What you should do:
Search the listing below for the string "courts" and show each line that contains it.
▼▼▼
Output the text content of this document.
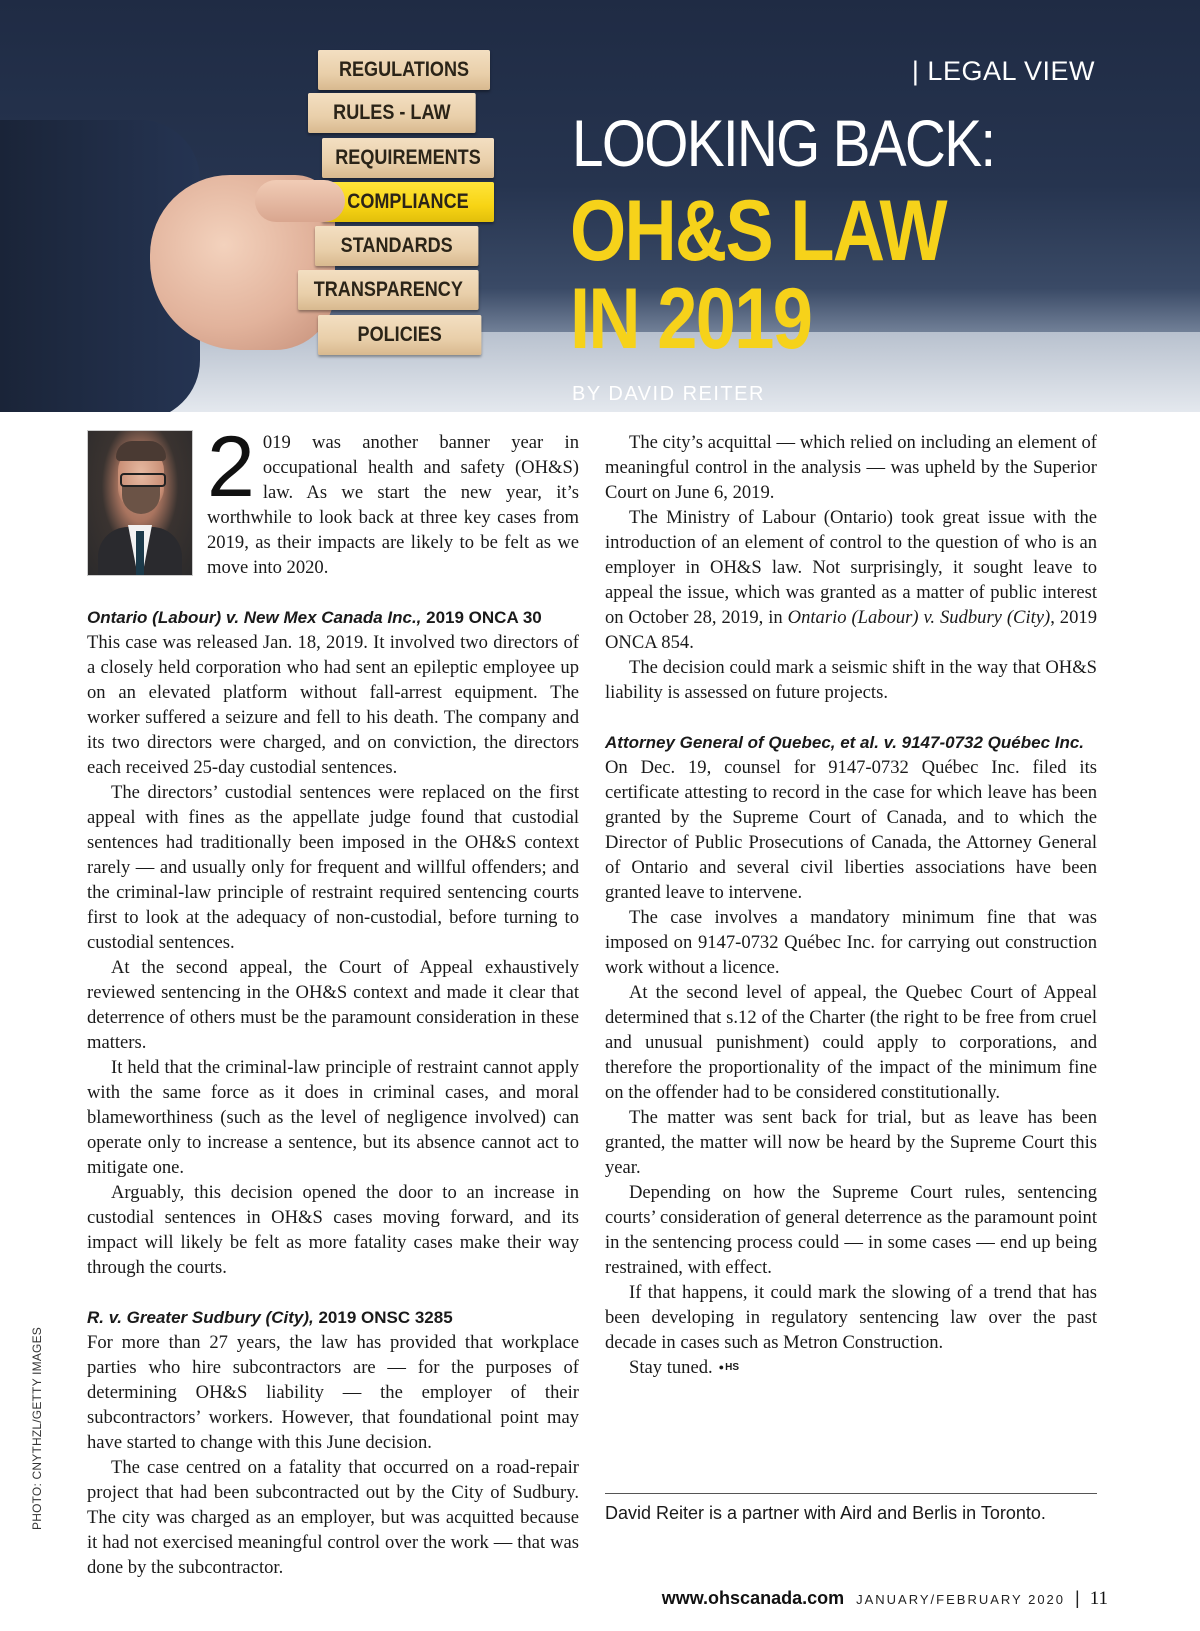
REGULATIONS
RULES - LAW
REQUIREMENTS
COMPLIANCE
STANDARDS
TRANSPARENCY
POLICIES
| LEGAL VIEW
LOOKING BACK:
OH&S LAW
IN 2019
BY DAVID REITER

2 019 was another banner year in occupational health and safety (OH&S) law. As we start the new year, it’s worthwhile to look back at three key cases from 2019, as their impacts are likely to be felt as we move into 2020.

Ontario (Labour) v. New Mex Canada Inc., 2019 ONCA 30

This case was released Jan. 18, 2019. It involved two directors of a closely held corporation who had sent an epileptic employee up on an elevated platform without fall-arrest equipment. The worker suffered a seizure and fell to his death. The company and its two directors were charged, and on conviction, the directors each received 25-day custodial sentences.

The directors’ custodial sentences were replaced on the first appeal with fines as the appellate judge found that custodial sentences had traditionally been imposed in the OH&S context rarely — and usually only for frequent and willful offenders; and the criminal-law principle of restraint required sentencing courts first to look at the adequacy of non-custodial, before turning to custodial sentences.

At the second appeal, the Court of Appeal exhaustively reviewed sentencing in the OH&S context and made it clear that deterrence of others must be the paramount consideration in these matters.

It held that the criminal-law principle of restraint cannot apply with the same force as it does in criminal cases, and moral blameworthiness (such as the level of negligence involved) can operate only to increase a sentence, but its absence cannot act to mitigate one.

Arguably, this decision opened the door to an increase in custodial sentences in OH&S cases moving forward, and its impact will likely be felt as more fatality cases make their way through the courts.

R. v. Greater Sudbury (City), 2019 ONSC 3285

For more than 27 years, the law has provided that workplace parties who hire subcontractors are — for the purposes of determining OH&S liability — the employer of their subcontractors’ workers. However, that foundational point may have started to change with this June decision.

The case centred on a fatality that occurred on a road-repair project that had been subcontracted out by the City of Sudbury. The city was charged as an employer, but was acquitted because it had not exercised meaningful control over the work — that was done by the subcontractor.

The city’s acquittal — which relied on including an element of meaningful control in the analysis — was upheld by the Superior Court on June 6, 2019.

The Ministry of Labour (Ontario) took great issue with the introduction of an element of control to the question of who is an employer in OH&S law. Not surprisingly, it sought leave to appeal the issue, which was granted as a matter of public interest on October 28, 2019, in Ontario (Labour) v. Sudbury (City), 2019 ONCA 854.

The decision could mark a seismic shift in the way that OH&S liability is assessed on future projects.

Attorney General of Quebec, et al. v. 9147-0732 Québec Inc.

On Dec. 19, counsel for 9147-0732 Québec Inc. filed its certificate attesting to record in the case for which leave has been granted by the Supreme Court of Canada, and to which the Director of Public Prosecutions of Canada, the Attorney General of Ontario and several civil liberties associations have been granted leave to intervene.

The case involves a mandatory minimum fine that was imposed on 9147-0732 Québec Inc. for carrying out construction work without a licence.

At the second level of appeal, the Quebec Court of Appeal determined that s.12 of the Charter (the right to be free from cruel and unusual punishment) could apply to corporations, and therefore the proportionality of the impact of the minimum fine on the offender had to be considered constitutionally.

The matter was sent back for trial, but as leave has been granted, the matter will now be heard by the Supreme Court this year.

Depending on how the Supreme Court rules, sentencing courts’ consideration of general deterrence as the paramount point in the sentencing process could — in some cases — end up being restrained, with effect.

If that happens, it could mark the slowing of a trend that has been developing in regulatory sentencing law over the past decade in cases such as Metron Construction.

Stay tuned.● HS

David Reiter is a partner with Aird and Berlis in Toronto.
PHOTO: CNYTHZL/GETTY IMAGES
www.ohscanada.com JANUARY/FEBRUARY 2020 | 11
▲▲▲
Complete response:
The directors’ custodial sentences were replaced on the first appeal with fines as the appellate judge found that custodial sentences had traditionally been imposed in the OH&S context rarely — and usually only for frequent and willful offenders; and the criminal-law principle of restraint required sentencing courts first to look at the adequacy of non-custodial, before turning to custodial sentences.
Arguably, this decision opened the door to an increase in custodial sentences in OH&S cases moving forward, and its impact will likely be felt as more fatality cases make their way through the courts.
Depending on how the Supreme Court rules, sentencing courts’ consideration of general deterrence as the paramount point in the sentencing process could — in some cases — end up being restrained, with effect.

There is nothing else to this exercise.